* Begin MATERIAL FOR THIS TASK *

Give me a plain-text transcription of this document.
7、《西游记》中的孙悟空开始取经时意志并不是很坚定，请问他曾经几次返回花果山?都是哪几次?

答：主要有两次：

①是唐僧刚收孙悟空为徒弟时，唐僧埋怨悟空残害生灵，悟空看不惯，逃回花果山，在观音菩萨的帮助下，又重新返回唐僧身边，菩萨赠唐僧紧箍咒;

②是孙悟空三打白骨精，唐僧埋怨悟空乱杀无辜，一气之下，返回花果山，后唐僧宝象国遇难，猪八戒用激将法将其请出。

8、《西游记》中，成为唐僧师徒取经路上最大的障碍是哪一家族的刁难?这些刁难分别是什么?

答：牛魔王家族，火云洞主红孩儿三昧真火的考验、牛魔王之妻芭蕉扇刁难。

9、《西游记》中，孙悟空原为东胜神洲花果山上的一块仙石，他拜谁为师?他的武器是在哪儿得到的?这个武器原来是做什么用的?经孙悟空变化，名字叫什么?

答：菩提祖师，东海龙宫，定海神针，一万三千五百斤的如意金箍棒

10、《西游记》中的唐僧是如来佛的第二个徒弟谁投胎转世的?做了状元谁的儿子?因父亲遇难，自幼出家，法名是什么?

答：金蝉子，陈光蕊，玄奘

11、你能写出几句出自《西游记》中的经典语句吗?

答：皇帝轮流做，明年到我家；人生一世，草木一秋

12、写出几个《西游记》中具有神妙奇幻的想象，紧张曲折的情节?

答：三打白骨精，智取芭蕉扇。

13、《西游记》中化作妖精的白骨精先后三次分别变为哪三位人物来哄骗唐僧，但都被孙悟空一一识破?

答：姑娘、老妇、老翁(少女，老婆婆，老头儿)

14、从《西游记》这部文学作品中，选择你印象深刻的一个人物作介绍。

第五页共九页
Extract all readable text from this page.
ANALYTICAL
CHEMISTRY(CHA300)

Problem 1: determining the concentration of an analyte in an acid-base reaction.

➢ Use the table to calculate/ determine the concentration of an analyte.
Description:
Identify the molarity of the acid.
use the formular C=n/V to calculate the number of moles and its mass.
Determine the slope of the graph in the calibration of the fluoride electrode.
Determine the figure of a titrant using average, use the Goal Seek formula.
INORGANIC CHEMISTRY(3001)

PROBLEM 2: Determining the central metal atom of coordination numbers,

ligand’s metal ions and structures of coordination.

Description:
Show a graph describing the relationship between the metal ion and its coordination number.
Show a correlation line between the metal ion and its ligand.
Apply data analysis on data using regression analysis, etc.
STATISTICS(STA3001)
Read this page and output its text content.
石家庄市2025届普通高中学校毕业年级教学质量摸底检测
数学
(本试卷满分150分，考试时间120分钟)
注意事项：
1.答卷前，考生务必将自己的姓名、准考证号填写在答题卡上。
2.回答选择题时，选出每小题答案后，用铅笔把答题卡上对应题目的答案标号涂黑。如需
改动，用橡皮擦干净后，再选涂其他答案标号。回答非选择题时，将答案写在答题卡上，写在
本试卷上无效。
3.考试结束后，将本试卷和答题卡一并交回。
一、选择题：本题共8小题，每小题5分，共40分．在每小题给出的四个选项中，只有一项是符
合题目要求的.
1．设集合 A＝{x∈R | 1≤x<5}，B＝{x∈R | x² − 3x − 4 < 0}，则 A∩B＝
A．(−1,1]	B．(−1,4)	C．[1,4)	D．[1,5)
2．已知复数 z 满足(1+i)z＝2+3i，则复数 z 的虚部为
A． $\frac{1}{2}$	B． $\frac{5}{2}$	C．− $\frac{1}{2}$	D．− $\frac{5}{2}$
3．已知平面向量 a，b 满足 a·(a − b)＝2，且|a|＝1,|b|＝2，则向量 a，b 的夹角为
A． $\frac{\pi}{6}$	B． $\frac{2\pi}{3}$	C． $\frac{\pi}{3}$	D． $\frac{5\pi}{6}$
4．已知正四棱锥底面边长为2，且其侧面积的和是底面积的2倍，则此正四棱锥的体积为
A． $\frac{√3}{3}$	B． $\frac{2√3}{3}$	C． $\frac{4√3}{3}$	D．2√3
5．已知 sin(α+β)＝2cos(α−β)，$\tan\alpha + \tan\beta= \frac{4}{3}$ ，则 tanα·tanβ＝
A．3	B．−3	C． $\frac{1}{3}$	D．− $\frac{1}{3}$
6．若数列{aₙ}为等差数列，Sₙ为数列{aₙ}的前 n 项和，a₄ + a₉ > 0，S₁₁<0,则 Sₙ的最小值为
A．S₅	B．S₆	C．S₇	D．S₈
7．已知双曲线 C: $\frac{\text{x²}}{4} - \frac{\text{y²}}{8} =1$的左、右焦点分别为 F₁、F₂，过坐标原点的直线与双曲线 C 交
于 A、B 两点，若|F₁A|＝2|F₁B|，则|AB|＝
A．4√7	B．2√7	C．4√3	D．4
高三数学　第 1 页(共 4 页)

* End MATERIAL FOR THIS TASK *

**TASK REQUIREMENTS**
Extract the whole listing, character for character.

**SOLUTION TO THE PROBLEM**
Give me a plain-text transcription of this document.
7、《西游记》中的孙悟空开始取经时意志并不是很坚定，请问他曾经几次返回花果山?都是哪几次?

答：主要有两次：

①是唐僧刚收孙悟空为徒弟时，唐僧埋怨悟空残害生灵，悟空看不惯，逃回花果山，在观音菩萨的帮助下，又重新返回唐僧身边，菩萨赠唐僧紧箍咒;

②是孙悟空三打白骨精，唐僧埋怨悟空乱杀无辜，一气之下，返回花果山，后唐僧宝象国遇难，猪八戒用激将法将其请出。

8、《西游记》中，成为唐僧师徒取经路上最大的障碍是哪一家族的刁难?这些刁难分别是什么?

答：牛魔王家族，火云洞主红孩儿三昧真火的考验、牛魔王之妻芭蕉扇刁难。

9、《西游记》中，孙悟空原为东胜神洲花果山上的一块仙石，他拜谁为师?他的武器是在哪儿得到的?这个武器原来是做什么用的?经孙悟空变化，名字叫什么?

答：菩提祖师，东海龙宫，定海神针，一万三千五百斤的如意金箍棒

10、《西游记》中的唐僧是如来佛的第二个徒弟谁投胎转世的?做了状元谁的儿子?因父亲遇难，自幼出家，法名是什么?

答：金蝉子，陈光蕊，玄奘

11、你能写出几句出自《西游记》中的经典语句吗?

答：皇帝轮流做，明年到我家；人生一世，草木一秋

12、写出几个《西游记》中具有神妙奇幻的想象，紧张曲折的情节?

答：三打白骨精，智取芭蕉扇。

13、《西游记》中化作妖精的白骨精先后三次分别变为哪三位人物来哄骗唐僧，但都被孙悟空一一识破?

答：姑娘、老妇、老翁(少女，老婆婆，老头儿)

14、从《西游记》这部文学作品中，选择你印象深刻的一个人物作介绍。

第五页共九页
Extract all readable text from this page.
ANALYTICAL
CHEMISTRY(CHA300)

Problem 1: determining the concentration of an analyte in an acid-base reaction.

➢ Use the table to calculate/ determine the concentration of an analyte.
Description:
Identify the molarity of the acid.
use the formular C=n/V to calculate the number of moles and its mass.
Determine the slope of the graph in the calibration of the fluoride electrode.
Determine the figure of a titrant using average, use the Goal Seek formula.
INORGANIC CHEMISTRY(3001)

PROBLEM 2: Determining the central metal atom of coordination numbers,

ligand’s metal ions and structures of coordination.

Description:
Show a graph describing the relationship between the metal ion and its coordination number.
Show a correlation line between the metal ion and its ligand.
Apply data analysis on data using regression analysis, etc.
STATISTICS(STA3001)
Read this page and output its text content.
石家庄市2025届普通高中学校毕业年级教学质量摸底检测
数学
(本试卷满分150分，考试时间120分钟)
注意事项：
1.答卷前，考生务必将自己的姓名、准考证号填写在答题卡上。
2.回答选择题时，选出每小题答案后，用铅笔把答题卡上对应题目的答案标号涂黑。如需
改动，用橡皮擦干净后，再选涂其他答案标号。回答非选择题时，将答案写在答题卡上，写在
本试卷上无效。
3.考试结束后，将本试卷和答题卡一并交回。
一、选择题：本题共8小题，每小题5分，共40分．在每小题给出的四个选项中，只有一项是符
合题目要求的.
1．设集合 A＝{x∈R | 1≤x<5}，B＝{x∈R | x² − 3x − 4 < 0}，则 A∩B＝
A．(−1,1]	B．(−1,4)	C．[1,4)	D．[1,5)
2．已知复数 z 满足(1+i)z＝2+3i，则复数 z 的虚部为
A． $\frac{1}{2}$	B． $\frac{5}{2}$	C．− $\frac{1}{2}$	D．− $\frac{5}{2}$
3．已知平面向量 a，b 满足 a·(a − b)＝2，且|a|＝1,|b|＝2，则向量 a，b 的夹角为
A． $\frac{\pi}{6}$	B． $\frac{2\pi}{3}$	C． $\frac{\pi}{3}$	D． $\frac{5\pi}{6}$
4．已知正四棱锥底面边长为2，且其侧面积的和是底面积的2倍，则此正四棱锥的体积为
A． $\frac{√3}{3}$	B． $\frac{2√3}{3}$	C． $\frac{4√3}{3}$	D．2√3
5．已知 sin(α+β)＝2cos(α−β)，$\tan\alpha + \tan\beta= \frac{4}{3}$ ，则 tanα·tanβ＝
A．3	B．−3	C． $\frac{1}{3}$	D．− $\frac{1}{3}$
6．若数列{aₙ}为等差数列，Sₙ为数列{aₙ}的前 n 项和，a₄ + a₉ > 0，S₁₁<0,则 Sₙ的最小值为
A．S₅	B．S₆	C．S₇	D．S₈
7．已知双曲线 C: $\frac{\text{x²}}{4} - \frac{\text{y²}}{8} =1$的左、右焦点分别为 F₁、F₂，过坐标原点的直线与双曲线 C 交
于 A、B 两点，若|F₁A|＝2|F₁B|，则|AB|＝
A．4√7	B．2√7	C．4√3	D．4
高三数学　第 1 页(共 4 页)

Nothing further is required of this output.